* begin AVAILABLE RECORDS *
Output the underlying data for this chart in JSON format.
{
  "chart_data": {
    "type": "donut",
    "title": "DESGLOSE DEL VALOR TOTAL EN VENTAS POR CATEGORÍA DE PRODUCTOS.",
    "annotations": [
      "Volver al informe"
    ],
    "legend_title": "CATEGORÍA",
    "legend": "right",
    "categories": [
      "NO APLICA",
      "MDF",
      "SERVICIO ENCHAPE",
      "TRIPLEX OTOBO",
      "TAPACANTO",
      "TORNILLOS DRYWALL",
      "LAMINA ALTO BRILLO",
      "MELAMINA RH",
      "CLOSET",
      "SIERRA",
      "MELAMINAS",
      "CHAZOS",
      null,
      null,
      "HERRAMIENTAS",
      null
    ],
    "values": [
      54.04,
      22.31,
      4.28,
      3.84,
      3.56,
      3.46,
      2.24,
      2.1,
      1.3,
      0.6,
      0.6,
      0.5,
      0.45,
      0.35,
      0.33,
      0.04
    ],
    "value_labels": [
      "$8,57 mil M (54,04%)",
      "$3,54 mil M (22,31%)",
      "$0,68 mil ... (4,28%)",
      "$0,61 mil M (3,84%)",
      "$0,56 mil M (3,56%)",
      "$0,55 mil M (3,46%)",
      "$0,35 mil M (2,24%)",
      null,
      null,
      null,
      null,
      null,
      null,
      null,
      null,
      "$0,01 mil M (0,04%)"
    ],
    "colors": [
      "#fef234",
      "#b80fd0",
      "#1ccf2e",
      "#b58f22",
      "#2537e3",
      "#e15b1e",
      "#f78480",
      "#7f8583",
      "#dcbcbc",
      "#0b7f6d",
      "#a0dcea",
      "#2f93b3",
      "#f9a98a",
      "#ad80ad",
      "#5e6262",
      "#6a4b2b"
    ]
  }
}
* end AVAILABLE RECORDS *
» STATED GOAL
Nothing may be left out: return each entry exactly as it reads.

» COMPLETE RESPONSE
Output the underlying data for this chart in JSON format.
{
  "chart_data": {
    "type": "donut",
    "title": "DESGLOSE DEL VALOR TOTAL EN VENTAS POR CATEGORÍA DE PRODUCTOS.",
    "annotations": [
      "Volver al informe"
    ],
    "legend_title": "CATEGORÍA",
    "legend": "right",
    "categories": [
      "NO APLICA",
      "MDF",
      "SERVICIO ENCHAPE",
      "TRIPLEX OTOBO",
      "TAPACANTO",
      "TORNILLOS DRYWALL",
      "LAMINA ALTO BRILLO",
      "MELAMINA RH",
      "CLOSET",
      "SIERRA",
      "MELAMINAS",
      "CHAZOS",
      null,
      null,
      "HERRAMIENTAS",
      null
    ],
    "values": [
      54.04,
      22.31,
      4.28,
      3.84,
      3.56,
      3.46,
      2.24,
      2.1,
      1.3,
      0.6,
      0.6,
      0.5,
      0.45,
      0.35,
      0.33,
      0.04
    ],
    "value_labels": [
      "$8,57 mil M (54,04%)",
      "$3,54 mil M (22,31%)",
      "$0,68 mil ... (4,28%)",
      "$0,61 mil M (3,84%)",
      "$0,56 mil M (3,56%)",
      "$0,55 mil M (3,46%)",
      "$0,35 mil M (2,24%)",
      null,
      null,
      null,
      null,
      null,
      null,
      null,
      null,
      "$0,01 mil M (0,04%)"
    ],
    "colors": [
      "#fef234",
      "#b80fd0",
      "#1ccf2e",
      "#b58f22",
      "#2537e3",
      "#e15b1e",
      "#f78480",
      "#7f8583",
      "#dcbcbc",
      "#0b7f6d",
      "#a0dcea",
      "#2f93b3",
      "#f9a98a",
      "#ad80ad",
      "#5e6262",
      "#6a4b2b"
    ]
  }
}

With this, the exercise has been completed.